_Exercício proposto 1_
Edite o trecho do texto sobre Todorov que vai de "Tzvetan Todorov, filósofo" até "ou da idéia.", substituindo "vinte e cinco" por "trinta".
_Exercício proposto 2_
Diga quantas linhas das entradas contêm a palavra "Население". Responda apenas com o número, por favor.

Tzvetan Todorov, filósofo e linguista búlgaro radicado
na França. Todorov foi professor da École Pratique de Hautes Études e na
Universidade de Yale e Diretor do Centro Nacional de Pesquisa Científica de
Paris (CNRS). Atualmente é Diretor do Centro de Pesquisa sobre as Artes e a
Linguagem da mesma cidade. Publicou um número considerável de obras, que estão
hoje traduzidas em vinte e cinco idiomas, além disso, produziu vastíssima obra
na área de pesquisa lingüística e semiótica (ciência geral dos signos, que
ocupa-se do estudo do processo de significação ou representação, na natureza e
na cultura, do conceito ou da idéia.

_Entradas fornecidas_
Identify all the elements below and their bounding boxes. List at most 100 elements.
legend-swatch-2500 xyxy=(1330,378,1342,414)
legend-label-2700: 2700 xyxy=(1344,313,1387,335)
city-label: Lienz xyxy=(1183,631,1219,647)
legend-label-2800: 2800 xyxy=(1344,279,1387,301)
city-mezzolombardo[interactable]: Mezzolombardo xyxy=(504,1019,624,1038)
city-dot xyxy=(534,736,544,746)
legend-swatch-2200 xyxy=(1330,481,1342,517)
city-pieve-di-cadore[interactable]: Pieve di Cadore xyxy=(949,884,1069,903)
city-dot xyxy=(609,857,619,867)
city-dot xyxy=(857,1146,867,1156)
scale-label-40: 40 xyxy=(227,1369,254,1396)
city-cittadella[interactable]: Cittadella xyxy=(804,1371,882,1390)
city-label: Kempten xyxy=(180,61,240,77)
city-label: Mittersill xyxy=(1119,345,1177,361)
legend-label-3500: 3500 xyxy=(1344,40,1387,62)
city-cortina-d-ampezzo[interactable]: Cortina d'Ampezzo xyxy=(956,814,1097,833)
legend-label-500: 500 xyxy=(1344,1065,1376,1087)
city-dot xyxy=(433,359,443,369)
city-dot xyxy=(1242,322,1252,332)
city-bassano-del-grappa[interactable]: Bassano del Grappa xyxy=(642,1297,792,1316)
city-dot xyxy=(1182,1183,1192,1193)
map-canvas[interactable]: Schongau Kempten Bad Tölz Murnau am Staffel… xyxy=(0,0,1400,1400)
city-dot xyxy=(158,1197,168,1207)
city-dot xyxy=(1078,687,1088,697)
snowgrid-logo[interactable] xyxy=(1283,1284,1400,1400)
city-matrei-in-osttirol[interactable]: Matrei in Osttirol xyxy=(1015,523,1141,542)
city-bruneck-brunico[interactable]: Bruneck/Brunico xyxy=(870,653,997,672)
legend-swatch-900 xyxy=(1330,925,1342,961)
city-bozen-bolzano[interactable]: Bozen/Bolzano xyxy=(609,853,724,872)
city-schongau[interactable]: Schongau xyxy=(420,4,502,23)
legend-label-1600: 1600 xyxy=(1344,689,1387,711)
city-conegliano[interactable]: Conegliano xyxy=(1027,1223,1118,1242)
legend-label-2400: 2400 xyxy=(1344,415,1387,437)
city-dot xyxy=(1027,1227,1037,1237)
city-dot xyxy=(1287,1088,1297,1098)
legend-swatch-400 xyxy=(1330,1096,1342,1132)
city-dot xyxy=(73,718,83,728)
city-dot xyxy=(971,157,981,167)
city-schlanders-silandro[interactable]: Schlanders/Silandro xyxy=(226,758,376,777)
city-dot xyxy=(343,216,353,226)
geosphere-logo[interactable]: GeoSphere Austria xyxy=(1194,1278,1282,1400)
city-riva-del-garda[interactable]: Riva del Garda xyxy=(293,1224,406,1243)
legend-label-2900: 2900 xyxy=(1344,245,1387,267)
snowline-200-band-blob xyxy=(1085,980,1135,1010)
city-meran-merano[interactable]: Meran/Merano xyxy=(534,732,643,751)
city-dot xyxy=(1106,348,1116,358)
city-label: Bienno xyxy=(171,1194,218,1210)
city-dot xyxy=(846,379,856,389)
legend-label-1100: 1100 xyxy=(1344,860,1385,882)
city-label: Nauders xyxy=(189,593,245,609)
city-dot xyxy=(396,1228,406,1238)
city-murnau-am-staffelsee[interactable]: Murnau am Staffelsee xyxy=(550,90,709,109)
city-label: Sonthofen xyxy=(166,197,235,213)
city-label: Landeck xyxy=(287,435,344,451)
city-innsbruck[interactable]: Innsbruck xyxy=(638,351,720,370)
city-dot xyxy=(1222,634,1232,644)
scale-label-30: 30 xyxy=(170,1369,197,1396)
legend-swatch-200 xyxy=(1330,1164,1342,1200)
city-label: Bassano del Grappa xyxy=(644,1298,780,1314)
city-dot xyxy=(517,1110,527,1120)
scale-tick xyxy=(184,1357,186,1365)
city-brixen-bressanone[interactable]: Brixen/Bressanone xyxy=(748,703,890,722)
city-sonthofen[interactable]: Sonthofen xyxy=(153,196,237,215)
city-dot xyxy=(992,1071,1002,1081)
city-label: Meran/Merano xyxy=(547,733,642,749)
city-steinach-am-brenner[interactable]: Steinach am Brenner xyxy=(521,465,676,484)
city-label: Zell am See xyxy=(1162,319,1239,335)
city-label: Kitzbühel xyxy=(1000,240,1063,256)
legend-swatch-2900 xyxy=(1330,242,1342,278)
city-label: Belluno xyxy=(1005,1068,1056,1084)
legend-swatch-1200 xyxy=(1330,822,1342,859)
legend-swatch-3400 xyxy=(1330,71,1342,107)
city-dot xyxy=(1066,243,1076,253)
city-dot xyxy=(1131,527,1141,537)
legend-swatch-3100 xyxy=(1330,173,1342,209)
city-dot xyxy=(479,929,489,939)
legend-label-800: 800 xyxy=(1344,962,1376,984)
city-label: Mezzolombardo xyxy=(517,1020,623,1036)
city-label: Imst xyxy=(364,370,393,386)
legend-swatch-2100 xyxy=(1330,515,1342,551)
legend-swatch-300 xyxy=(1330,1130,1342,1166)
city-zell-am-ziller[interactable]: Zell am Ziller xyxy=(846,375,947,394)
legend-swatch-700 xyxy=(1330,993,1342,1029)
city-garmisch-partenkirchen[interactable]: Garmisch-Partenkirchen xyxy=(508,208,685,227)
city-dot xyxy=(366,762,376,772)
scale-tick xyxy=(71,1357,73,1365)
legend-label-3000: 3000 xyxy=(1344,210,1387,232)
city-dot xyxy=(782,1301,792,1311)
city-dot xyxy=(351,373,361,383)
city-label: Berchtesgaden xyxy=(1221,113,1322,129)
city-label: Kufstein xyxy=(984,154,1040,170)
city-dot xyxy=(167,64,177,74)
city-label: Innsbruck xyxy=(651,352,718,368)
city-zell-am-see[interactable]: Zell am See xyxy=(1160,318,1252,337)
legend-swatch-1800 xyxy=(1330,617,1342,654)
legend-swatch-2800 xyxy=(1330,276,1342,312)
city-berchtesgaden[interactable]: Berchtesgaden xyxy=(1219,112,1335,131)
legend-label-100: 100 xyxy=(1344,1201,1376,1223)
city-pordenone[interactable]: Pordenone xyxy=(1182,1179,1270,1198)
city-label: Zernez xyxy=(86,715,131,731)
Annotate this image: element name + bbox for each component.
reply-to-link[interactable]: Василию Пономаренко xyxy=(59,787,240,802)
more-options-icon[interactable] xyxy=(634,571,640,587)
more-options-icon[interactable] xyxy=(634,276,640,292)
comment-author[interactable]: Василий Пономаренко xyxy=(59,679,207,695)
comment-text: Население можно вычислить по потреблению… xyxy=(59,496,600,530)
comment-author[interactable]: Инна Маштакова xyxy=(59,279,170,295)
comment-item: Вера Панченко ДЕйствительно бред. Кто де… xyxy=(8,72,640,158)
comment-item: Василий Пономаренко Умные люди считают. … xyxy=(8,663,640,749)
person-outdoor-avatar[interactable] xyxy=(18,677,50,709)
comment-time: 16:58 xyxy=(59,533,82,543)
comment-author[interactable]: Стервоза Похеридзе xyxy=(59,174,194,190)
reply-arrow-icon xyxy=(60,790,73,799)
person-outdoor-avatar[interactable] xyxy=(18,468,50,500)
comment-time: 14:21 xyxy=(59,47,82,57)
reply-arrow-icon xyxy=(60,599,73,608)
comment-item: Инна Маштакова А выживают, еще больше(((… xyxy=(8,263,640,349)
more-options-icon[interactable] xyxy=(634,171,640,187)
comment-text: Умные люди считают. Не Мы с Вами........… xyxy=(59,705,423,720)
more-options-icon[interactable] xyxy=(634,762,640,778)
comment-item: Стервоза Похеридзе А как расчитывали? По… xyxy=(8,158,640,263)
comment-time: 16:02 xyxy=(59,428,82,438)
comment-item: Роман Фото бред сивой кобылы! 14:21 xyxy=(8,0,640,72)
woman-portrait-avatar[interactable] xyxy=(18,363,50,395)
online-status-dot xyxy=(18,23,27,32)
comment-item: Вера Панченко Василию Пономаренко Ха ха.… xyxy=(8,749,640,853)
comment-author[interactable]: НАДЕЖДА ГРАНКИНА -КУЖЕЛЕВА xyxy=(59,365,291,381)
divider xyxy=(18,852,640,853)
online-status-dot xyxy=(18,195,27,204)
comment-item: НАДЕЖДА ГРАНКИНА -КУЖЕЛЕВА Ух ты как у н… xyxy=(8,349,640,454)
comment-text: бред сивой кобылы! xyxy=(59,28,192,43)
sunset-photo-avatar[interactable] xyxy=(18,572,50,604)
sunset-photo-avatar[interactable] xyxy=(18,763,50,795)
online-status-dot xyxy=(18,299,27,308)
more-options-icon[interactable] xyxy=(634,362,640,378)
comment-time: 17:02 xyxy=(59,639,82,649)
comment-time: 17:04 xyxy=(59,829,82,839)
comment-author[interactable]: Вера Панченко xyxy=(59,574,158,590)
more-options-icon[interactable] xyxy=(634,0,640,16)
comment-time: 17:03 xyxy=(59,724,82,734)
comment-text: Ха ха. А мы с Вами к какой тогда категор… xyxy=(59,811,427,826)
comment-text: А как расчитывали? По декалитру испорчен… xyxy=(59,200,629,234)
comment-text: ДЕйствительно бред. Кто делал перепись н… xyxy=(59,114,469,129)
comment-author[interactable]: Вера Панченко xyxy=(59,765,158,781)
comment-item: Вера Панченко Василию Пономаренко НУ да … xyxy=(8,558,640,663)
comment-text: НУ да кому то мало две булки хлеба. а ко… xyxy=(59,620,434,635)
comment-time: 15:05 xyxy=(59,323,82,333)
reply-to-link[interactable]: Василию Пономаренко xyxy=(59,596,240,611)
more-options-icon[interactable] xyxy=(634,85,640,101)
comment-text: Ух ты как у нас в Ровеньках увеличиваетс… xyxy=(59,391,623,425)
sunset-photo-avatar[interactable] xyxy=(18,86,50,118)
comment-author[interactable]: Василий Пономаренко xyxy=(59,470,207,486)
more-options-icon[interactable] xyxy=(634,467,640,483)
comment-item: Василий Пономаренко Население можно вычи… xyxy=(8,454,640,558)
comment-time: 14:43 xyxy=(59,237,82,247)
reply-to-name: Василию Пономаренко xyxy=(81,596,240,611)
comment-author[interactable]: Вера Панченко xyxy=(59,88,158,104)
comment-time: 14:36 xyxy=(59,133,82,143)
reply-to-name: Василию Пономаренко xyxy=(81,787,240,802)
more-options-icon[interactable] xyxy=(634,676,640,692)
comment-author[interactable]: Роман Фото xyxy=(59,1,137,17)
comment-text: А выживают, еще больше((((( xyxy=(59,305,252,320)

_Resposta correta 1_
Tzvetan Todorov, filósofo e linguista búlgaro radicado
na França. Todorov foi professor da École Pratique de Hautes Études e na
Universidade de Yale e Diretor do Centro Nacional de Pesquisa Científica de
Paris (CNRS). Atualmente é Diretor do Centro de Pesquisa sobre as Artes e a
Linguagem da mesma cidade. Publicou um número considerável de obras, que estão
hoje traduzidas em trinta idiomas, além disso, produziu vastíssima obra
na área de pesquisa lingüística e semiótica (ciência geral dos signos, que
ocupa-se do estudo do processo de significação ou representação, na natureza e
na cultura, do conceito ou da idéia.

_Resposta correta 2_
2